- MATERIAL PROVIDED:
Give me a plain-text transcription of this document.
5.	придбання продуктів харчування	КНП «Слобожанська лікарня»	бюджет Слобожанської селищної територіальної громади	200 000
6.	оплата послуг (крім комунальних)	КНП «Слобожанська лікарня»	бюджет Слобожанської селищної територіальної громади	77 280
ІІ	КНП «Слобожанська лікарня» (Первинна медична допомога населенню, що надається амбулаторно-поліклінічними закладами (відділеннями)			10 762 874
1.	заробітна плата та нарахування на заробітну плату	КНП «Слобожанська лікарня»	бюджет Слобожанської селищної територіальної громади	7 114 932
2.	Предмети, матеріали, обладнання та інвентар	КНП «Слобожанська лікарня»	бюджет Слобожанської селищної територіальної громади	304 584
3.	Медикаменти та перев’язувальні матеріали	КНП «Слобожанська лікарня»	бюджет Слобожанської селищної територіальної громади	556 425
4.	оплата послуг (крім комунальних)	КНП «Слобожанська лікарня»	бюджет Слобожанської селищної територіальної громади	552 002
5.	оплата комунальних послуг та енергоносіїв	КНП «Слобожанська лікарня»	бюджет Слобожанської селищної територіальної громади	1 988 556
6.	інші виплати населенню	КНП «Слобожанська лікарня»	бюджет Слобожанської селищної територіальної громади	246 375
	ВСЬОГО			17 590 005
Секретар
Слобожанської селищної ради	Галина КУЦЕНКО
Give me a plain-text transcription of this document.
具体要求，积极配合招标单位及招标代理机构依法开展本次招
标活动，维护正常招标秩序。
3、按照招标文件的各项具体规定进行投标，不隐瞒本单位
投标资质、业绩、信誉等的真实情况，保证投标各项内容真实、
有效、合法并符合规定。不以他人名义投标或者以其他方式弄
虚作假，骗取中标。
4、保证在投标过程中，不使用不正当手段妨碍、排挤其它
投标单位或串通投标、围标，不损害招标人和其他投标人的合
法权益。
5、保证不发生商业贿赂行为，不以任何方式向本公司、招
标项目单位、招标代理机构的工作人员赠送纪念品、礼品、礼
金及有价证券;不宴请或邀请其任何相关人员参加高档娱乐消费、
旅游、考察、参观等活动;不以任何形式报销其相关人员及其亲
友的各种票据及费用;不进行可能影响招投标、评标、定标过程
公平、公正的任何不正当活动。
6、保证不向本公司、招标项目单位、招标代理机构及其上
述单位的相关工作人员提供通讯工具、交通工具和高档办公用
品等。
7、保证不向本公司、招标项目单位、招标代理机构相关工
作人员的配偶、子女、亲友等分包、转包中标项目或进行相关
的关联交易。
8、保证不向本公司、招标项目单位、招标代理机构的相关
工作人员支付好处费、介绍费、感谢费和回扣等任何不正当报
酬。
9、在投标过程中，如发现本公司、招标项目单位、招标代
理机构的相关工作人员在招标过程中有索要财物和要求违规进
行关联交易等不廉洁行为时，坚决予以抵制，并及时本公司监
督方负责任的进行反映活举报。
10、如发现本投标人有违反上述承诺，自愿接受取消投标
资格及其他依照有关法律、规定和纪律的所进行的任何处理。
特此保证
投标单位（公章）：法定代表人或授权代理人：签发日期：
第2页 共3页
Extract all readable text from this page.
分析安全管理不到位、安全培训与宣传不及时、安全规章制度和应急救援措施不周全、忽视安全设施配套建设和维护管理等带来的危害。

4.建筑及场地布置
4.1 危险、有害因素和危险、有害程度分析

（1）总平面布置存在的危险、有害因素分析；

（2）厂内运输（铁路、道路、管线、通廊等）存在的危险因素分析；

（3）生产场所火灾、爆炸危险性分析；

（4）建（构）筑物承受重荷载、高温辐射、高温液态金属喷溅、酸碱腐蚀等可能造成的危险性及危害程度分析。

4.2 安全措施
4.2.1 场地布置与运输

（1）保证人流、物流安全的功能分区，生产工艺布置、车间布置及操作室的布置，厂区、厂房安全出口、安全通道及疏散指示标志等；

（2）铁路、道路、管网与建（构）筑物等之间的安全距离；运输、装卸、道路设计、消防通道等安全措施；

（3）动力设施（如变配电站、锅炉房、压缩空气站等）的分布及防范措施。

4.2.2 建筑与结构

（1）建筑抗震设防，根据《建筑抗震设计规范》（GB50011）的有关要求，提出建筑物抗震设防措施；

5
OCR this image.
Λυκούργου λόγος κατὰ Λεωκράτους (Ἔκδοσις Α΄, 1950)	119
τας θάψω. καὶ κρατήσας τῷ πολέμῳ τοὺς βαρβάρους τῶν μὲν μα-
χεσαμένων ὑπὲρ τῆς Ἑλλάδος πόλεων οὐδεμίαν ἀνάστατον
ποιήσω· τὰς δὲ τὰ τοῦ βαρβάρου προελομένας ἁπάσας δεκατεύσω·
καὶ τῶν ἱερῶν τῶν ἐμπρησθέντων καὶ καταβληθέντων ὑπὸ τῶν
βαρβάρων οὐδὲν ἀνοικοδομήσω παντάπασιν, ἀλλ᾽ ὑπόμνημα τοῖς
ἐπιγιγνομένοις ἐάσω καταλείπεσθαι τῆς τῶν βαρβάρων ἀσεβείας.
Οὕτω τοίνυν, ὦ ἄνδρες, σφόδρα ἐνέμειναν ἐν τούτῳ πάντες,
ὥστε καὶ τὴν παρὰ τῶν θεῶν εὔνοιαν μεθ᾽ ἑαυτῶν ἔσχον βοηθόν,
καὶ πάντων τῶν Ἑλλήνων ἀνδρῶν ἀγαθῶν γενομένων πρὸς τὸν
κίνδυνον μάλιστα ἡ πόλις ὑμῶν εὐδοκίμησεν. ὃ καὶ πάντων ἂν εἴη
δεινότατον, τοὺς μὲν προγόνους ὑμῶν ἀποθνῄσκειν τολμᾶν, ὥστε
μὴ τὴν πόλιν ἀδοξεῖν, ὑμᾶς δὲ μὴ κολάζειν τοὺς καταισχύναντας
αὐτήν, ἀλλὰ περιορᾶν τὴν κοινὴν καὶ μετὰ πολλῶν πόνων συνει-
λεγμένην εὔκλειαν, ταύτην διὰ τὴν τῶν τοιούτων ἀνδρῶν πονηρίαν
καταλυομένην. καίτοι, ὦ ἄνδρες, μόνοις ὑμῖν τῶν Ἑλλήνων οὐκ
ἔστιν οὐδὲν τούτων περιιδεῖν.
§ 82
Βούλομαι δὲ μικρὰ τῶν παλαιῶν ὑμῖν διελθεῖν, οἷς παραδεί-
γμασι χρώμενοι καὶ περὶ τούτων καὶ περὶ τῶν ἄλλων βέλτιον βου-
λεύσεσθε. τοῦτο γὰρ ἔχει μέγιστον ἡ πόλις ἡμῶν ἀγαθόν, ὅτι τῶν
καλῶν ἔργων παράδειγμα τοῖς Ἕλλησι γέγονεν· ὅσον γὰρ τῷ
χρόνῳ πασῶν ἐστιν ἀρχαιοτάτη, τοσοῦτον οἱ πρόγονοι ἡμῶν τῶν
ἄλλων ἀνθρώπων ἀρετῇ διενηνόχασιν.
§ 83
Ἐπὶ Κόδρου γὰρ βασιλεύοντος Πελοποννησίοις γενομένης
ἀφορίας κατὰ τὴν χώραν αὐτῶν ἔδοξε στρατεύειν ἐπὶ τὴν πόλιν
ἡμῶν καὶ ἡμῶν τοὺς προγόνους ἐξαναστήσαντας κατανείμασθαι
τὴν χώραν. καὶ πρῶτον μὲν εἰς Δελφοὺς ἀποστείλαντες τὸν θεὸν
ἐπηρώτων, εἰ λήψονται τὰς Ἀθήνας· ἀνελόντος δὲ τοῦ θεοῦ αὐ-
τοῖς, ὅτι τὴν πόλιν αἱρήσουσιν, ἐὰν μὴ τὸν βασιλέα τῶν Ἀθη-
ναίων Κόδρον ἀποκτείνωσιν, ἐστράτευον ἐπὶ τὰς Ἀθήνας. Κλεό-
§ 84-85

- INSTRUCTION: Keep only the lines that hold the string "πόλις", and copy them out.

- OUTPUT BELOW:
κίνδυνον μάλιστα ἡ πόλις ὑμῶν εὐδοκίμησεν. ὃ καὶ πάντων ἂν εἴη
λεύσεσθε. τοῦτο γὰρ ἔχει μέγιστον ἡ πόλις ἡμῶν ἀγαθόν, ὅτι τῶν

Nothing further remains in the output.